**Brief 1:**
Answer the following questions using the text on self-harm.
(a) For which function of self-harm do studies provide strong support?
(b) With what kinds of abuse is self-harm often associated?
(c) What may be effective when self-harm is associated with depression?
**Brief 2:**
Write the next part of the text on self-harm, starting after its final sentence.

**Selected text:**
The desire to self-harm is a common symptom of some personality disorders. People with other mental disorders may also self-harm, including those with depression, anxiety disorders, substance abuse, eating disorders, post-traumatic stress disorder, schizophrenia, and dissociative disorders. Studies also provide strong support for a self-punishment function, and modest evidence for anti-dissociation, interpersonal-influence, anti-suicide, sensation-seeking, and interpersonal boundaries functions. Self-harm can also occur in high-functioning individuals who have no underlying mental health diagnosis. The motivations for self-harm vary. Some use it as a coping mechanism to provide temporary relief of intense feelings such as anxiety, depression, stress, emotional numbness, or a sense of failure. Self-harm is often associated with a history of trauma, including emotional and sexual abuse. There are a number of different methods that can be used to treat self-harm and which concentrate on either treating the underlying causes or on treating the behaviour itself. When self-harm is associated with depression, antidepressant drugs and therapy may be effective. Other approaches involve avoidance techniques, which focus on keeping the individual occupied with other activities, or replacing the act of self-harm with safer methods that do not lead to permanent damage.

**Dataset entries:**

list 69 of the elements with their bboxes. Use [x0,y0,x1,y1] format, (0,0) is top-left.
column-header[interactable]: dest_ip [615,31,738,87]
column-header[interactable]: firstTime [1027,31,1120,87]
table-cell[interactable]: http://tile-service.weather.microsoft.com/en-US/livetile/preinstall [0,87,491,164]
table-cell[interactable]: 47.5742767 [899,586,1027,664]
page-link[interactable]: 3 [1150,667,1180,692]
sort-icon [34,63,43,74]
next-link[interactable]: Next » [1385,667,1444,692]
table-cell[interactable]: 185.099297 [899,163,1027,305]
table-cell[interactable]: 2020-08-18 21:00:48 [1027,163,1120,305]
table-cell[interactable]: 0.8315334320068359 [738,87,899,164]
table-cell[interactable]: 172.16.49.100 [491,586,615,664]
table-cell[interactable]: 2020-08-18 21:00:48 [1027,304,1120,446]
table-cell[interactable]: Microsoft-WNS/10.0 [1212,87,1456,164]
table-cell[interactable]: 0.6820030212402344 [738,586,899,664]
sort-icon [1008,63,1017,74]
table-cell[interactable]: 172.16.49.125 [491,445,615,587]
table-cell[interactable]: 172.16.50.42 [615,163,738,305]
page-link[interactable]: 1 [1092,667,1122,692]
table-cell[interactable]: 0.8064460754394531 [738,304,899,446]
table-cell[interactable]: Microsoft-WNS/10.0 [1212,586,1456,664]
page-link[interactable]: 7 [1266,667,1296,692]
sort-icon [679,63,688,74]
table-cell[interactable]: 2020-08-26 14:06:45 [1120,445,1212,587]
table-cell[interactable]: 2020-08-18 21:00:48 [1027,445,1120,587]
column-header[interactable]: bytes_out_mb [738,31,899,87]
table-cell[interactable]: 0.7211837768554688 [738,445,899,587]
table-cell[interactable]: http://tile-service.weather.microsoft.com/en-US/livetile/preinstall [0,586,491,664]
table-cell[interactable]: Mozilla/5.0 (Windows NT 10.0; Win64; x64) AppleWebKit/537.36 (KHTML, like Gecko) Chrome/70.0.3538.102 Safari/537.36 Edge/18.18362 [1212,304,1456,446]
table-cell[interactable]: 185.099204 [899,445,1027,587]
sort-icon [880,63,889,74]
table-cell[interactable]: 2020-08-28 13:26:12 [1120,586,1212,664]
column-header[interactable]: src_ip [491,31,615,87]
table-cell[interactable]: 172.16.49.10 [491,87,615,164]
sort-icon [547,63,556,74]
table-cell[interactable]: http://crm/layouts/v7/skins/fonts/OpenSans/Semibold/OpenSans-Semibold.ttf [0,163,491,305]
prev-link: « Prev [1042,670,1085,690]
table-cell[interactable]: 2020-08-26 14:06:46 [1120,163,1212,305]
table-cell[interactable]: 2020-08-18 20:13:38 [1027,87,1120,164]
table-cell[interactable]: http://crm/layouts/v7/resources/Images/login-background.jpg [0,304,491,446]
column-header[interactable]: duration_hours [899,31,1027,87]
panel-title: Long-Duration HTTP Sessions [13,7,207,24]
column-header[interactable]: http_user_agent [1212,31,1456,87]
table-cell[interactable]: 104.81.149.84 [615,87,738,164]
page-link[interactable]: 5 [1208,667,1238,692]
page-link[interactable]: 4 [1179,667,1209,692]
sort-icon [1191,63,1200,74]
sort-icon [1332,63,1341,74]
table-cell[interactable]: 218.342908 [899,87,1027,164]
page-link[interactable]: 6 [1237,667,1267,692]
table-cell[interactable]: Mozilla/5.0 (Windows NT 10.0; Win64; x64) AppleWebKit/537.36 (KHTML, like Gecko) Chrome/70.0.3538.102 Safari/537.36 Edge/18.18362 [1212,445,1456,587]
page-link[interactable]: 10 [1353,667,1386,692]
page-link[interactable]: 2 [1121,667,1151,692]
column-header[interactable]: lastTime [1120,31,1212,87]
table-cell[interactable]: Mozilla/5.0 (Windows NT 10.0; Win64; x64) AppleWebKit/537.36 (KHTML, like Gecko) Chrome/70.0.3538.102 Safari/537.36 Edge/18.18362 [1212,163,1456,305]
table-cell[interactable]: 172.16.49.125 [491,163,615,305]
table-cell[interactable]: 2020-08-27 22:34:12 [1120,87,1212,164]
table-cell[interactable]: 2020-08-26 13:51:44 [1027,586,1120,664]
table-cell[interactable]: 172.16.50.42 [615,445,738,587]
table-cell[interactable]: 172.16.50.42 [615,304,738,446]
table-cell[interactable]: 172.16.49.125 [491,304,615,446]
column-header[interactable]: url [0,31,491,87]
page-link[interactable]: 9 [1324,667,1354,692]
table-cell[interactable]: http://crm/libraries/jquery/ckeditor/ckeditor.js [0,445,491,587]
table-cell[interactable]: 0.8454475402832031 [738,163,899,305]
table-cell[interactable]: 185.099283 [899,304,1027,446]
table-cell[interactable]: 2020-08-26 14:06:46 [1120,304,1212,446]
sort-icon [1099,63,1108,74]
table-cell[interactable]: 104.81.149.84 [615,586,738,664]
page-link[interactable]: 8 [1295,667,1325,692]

**Written response 1:**
(a) A self-punishment function.
(b) Emotional and sexual abuse.
(c) Antidepressant drugs and therapy.

**Written response 2:**
Self-harm is most common between the ages of 12 and 24. Self-harm is more common in females than males with this risk being five times greater in the 12–15 age group. Self-harm in childhood is relatively rare but the rate has been increasing since the 1980s. Self-harm can also occur in the elderly population. The risk of serious injury and suicide is higher in older people who self-harm. Captive animals, such as birds and monkeys, are also known to participate in self-harming behaviour.

Classification

Self-harm, also referred to as self-injury, self-inflicted violence, nonsuicidal self injury or self-injurious behaviour, are different terms to ascribe behaviours where demonstrable injury is self-inflicted. The behaviour involves deliberate tissue damage that is usually performed without suicidal intent. The most common form of self-harm involves cutting of the skin using a sharp object, e. g. a knife or razor blade. The term self-mutilation is also sometimes used, although this phrase evokes connotations that some find worrisome, inaccurate, or offensive. Self-inflicted wounds is a specific term associated with soldiers to describe non-lethal injuries inflicted in order to obtain early dismissal from combat. This differs from the common definition of self-harm, as damage is inflicted for a specific secondary purpose. A broader definition of self-harm might also include those who inflict harm on their bodies by means of disordered eating.
The older literature has used several different terms. For this reason research in the past decades has inconsistently focused on self-harming behavior without and with suicidal intent with varying definitions leading to inconsistent and unclear results.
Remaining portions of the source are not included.